◆ **Exercise objective**
In the rows below, print the lines from the one containing "Point (333, 184, 356, 198)" through the one containing "Point (96, 87, 118, 101)", inclusive, reproducing them verbatim.

Rows from a dataset:
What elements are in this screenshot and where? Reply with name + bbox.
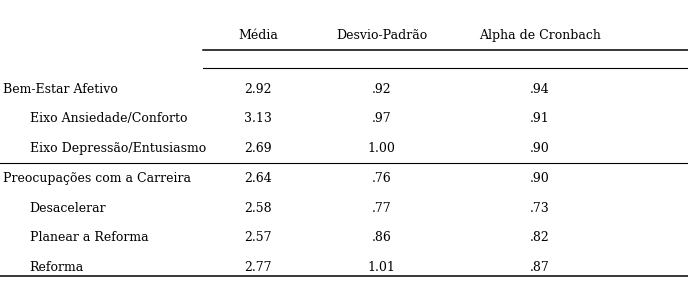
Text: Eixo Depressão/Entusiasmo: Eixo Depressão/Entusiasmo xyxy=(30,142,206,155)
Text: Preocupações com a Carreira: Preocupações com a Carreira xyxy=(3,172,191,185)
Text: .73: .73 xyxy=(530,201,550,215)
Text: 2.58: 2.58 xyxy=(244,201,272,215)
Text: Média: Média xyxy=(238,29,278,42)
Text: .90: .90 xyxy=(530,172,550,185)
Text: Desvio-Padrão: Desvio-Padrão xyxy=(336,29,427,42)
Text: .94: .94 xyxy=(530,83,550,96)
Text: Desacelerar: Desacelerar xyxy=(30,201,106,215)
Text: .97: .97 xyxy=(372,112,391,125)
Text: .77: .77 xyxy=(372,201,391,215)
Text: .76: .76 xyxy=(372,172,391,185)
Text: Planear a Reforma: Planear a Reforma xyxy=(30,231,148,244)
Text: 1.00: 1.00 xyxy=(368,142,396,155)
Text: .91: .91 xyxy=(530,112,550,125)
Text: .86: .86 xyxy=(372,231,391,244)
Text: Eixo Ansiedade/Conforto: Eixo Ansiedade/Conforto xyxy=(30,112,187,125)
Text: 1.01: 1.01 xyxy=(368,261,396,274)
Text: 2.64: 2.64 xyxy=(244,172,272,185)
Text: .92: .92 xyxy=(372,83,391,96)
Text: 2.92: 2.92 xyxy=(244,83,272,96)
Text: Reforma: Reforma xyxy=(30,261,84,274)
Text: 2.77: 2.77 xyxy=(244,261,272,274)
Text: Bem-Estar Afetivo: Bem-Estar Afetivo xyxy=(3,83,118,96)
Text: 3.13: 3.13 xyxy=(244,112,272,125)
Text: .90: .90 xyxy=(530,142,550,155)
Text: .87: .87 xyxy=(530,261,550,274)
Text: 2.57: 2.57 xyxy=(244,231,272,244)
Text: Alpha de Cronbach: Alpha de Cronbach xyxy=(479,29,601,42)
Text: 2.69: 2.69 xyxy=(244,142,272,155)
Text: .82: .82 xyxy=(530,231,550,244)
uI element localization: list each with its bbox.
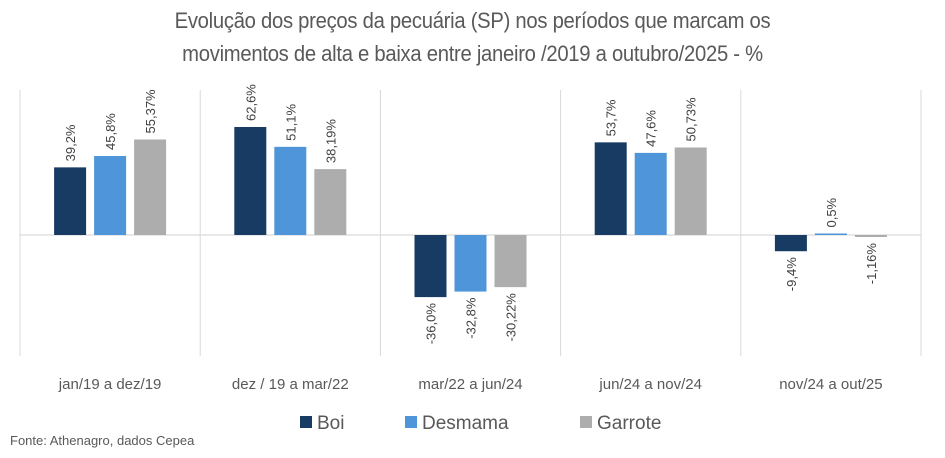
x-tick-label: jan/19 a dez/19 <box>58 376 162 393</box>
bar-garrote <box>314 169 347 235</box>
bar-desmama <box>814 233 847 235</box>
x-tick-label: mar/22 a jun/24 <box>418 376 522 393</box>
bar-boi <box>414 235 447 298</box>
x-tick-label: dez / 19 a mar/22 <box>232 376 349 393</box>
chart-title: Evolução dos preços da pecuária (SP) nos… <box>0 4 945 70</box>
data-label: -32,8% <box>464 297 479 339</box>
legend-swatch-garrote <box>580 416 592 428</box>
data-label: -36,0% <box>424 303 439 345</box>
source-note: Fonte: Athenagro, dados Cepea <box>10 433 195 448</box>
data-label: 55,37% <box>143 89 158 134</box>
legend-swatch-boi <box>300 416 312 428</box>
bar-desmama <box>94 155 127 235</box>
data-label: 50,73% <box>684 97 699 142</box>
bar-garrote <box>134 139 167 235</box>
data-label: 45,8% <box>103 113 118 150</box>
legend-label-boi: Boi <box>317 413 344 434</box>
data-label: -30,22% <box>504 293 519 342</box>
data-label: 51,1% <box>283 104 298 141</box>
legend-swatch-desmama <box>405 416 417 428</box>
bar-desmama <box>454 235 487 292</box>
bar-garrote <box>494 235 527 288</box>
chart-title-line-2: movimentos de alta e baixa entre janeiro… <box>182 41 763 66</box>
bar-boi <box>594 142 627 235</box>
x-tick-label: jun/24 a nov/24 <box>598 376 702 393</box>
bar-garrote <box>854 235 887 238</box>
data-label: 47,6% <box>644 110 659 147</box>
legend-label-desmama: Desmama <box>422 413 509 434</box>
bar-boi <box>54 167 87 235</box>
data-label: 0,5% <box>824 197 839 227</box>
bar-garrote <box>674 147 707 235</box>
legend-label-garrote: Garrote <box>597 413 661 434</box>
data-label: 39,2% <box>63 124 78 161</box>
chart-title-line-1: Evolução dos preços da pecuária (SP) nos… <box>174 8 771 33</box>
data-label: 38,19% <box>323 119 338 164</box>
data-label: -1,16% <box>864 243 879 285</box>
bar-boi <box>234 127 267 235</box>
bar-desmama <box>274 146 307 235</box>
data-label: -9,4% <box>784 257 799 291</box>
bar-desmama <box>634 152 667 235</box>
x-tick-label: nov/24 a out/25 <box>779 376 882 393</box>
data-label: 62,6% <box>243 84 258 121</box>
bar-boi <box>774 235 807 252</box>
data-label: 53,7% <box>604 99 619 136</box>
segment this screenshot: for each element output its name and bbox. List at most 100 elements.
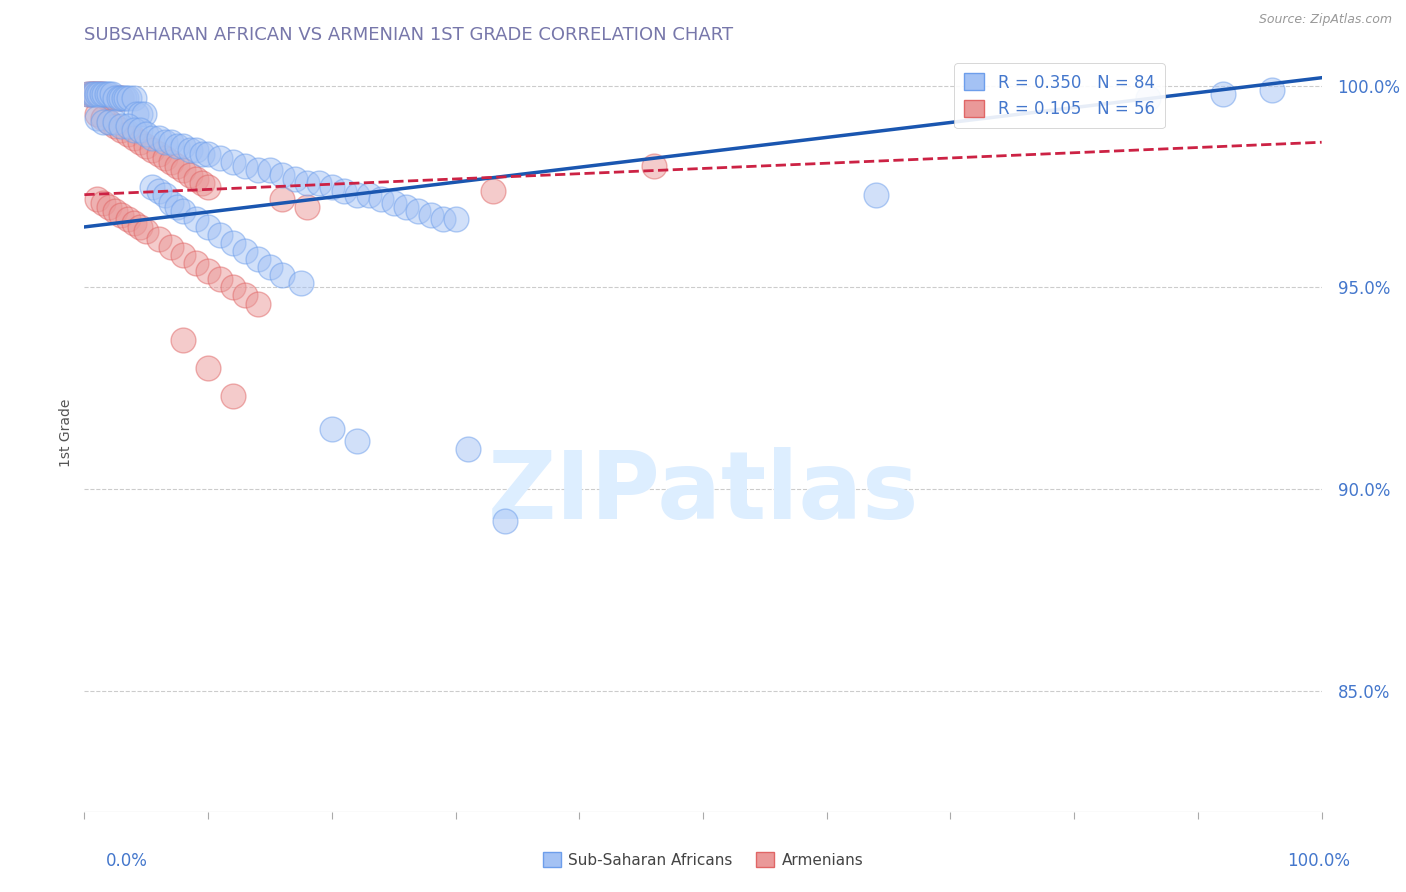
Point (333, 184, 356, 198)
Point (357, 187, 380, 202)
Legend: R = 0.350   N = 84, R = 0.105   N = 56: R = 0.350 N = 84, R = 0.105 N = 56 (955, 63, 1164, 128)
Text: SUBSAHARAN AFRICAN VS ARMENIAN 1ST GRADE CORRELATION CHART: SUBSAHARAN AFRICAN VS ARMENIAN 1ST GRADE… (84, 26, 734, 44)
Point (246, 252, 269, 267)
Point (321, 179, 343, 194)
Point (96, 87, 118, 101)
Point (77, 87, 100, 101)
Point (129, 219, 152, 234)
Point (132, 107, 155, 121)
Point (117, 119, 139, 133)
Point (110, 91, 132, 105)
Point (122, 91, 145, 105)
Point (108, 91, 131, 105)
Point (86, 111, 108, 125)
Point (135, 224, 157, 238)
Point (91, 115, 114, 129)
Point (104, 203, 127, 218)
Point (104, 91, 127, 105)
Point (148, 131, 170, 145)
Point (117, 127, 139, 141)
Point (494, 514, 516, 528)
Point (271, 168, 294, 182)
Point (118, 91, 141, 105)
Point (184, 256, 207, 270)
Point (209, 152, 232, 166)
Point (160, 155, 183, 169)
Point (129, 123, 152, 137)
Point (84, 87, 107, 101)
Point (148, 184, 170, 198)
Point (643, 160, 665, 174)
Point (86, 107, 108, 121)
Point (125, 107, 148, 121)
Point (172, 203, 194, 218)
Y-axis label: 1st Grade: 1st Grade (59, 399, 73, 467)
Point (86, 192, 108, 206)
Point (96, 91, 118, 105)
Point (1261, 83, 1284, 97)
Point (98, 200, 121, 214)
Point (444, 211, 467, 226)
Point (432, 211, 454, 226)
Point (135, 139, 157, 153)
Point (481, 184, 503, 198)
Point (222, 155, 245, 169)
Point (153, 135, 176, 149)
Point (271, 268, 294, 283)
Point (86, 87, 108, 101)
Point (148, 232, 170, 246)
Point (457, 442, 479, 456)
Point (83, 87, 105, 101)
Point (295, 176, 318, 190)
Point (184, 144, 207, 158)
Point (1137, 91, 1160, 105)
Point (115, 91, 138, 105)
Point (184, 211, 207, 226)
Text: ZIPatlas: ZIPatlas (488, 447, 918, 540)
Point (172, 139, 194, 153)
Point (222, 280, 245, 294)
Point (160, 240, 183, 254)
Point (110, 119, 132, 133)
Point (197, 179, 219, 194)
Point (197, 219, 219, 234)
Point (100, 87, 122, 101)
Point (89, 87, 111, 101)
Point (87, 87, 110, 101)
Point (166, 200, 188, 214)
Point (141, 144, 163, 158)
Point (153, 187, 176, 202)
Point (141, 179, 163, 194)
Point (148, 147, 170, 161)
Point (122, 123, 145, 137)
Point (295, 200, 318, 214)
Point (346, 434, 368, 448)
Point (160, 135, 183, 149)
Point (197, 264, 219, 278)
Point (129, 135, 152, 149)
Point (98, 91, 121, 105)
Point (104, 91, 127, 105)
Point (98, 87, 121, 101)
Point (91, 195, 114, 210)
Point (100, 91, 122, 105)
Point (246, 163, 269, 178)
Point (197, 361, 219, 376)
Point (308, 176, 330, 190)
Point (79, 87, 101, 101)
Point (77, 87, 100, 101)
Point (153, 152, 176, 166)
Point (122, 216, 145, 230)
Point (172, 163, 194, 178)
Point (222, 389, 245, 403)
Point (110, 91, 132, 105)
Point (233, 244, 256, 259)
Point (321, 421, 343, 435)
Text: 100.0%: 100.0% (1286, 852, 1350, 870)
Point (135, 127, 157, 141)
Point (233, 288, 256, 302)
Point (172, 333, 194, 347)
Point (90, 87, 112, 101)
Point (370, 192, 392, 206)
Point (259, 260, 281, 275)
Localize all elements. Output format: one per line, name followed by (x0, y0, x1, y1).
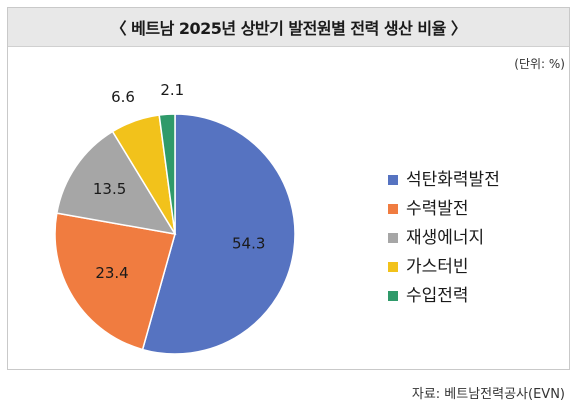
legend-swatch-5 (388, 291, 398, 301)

◆ **Full response**
Point (333, 184, 356, 198)
Point (357, 187, 380, 202)
Legend: R = 0.350   N = 84, R = 0.105   N = 56: R = 0.350 N = 84, R = 0.105 N = 56 (955, 63, 1164, 128)
Text: SUBSAHARAN AFRICAN VS ARMENIAN 1ST GRADE CORRELATION CHART: SUBSAHARAN AFRICAN VS ARMENIAN 1ST GRADE… (84, 26, 734, 44)
Point (246, 252, 269, 267)
Point (321, 179, 343, 194)
Point (96, 87, 118, 101)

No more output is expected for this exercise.